• Dataset records:
— BEGIN —
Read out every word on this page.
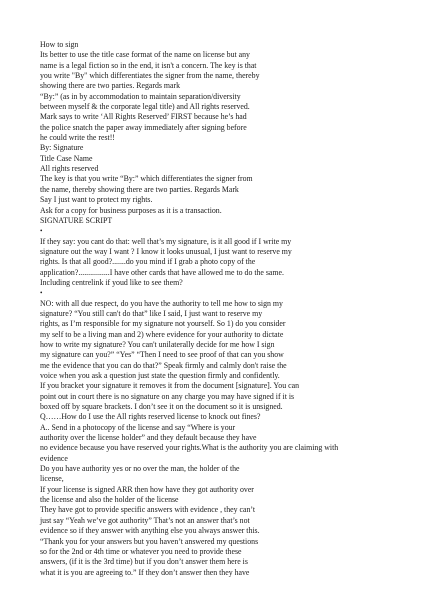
How to sign
Its better to use the title case format of the name on license but any
name is a legal fiction so in the end, it isn't a concern. The key is that
you write "By" which differentiates the signer from the name, thereby
showing there are two parties. Regards mark
“By:” (as in by accommodation to maintain separation/diversity
between myself & the corporate legal title) and All rights reserved.
Mark says to write ‘All Rights Reserved’ FIRST because he’s had
the police snatch the paper away immediately after signing before
he could write the rest!!
By: Signature
Title Case Name
All rights reserved
The key is that you write “By:” which differentiates the signer from
the name, thereby showing there are two parties. Regards Mark
Say I just want to protect my rights.
Ask for a copy for business purposes as it is a transaction.
SIGNATURE SCRIPT
•
If they say: you cant do that: well that’s my signature, is it all good if I write my
signature out the way I want ? I know it looks unusual, I just want to reserve my
rights. Is that all good?.......do you mind if I grab a photo copy of the
application?................I have other cards that have allowed me to do the same.
Including centrelink if youd like to see them?
•
NO: with all due respect, do you have the authority to tell me how to sign my
signature? “You still can't do that” like I said, I just want to reserve my
rights, as I’m responsible for my signature not yourself. So 1) do you consider
my self to be a living man and 2) where evidence for your authority to dictate
how to write my signature? You can't unilaterally decide for me how I sign
my signature can you?” “Yes” “Then I need to see proof of that can you show
me the evidence that you can do that?” Speak firmly and calmly don't raise the
voice when you ask a question just state the question firmly and confidently.
If you bracket your signature it removes it from the document [signature]. You can
point out in court there is no signature on any charge you may have signed if it is
boxed off by square brackets. I don’t see it on the document so it is unsigned.
Q……How do I use the All rights reserved license to knock out fines?
A.. Send in a photocopy of the license and say “Where is your
authority over the license holder” and they default because they have
no evidence because you have reserved your rights.What is the authority you are claiming with
evidence
Do you have authority yes or no over the man, the holder of the
license,
If your license is signed ARR then how have they got authority over
the license and also the holder of the license
They have got to provide specific answers with evidence , they can’t
just say “Yeah we’ve got authority” That’s not an answer that’s not
evidence so if they answer with anything else you always answer this.
“Thank you for your answers but you haven’t answered my questions
so for the 2nd or 4th time or whatever you need to provide these
answers, (if it is the 3rd time) but if you don’t answer them here is
what it is you are agreeing to.” If they don’t answer then they have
— END —
• Written request: Go through the data and gather every line that holds "good".

• Response to the exercise:
If they say: you cant do that: well that’s my signature, is it all good if I write my
rights. Is that all good?.......do you mind if I grab a photo copy of the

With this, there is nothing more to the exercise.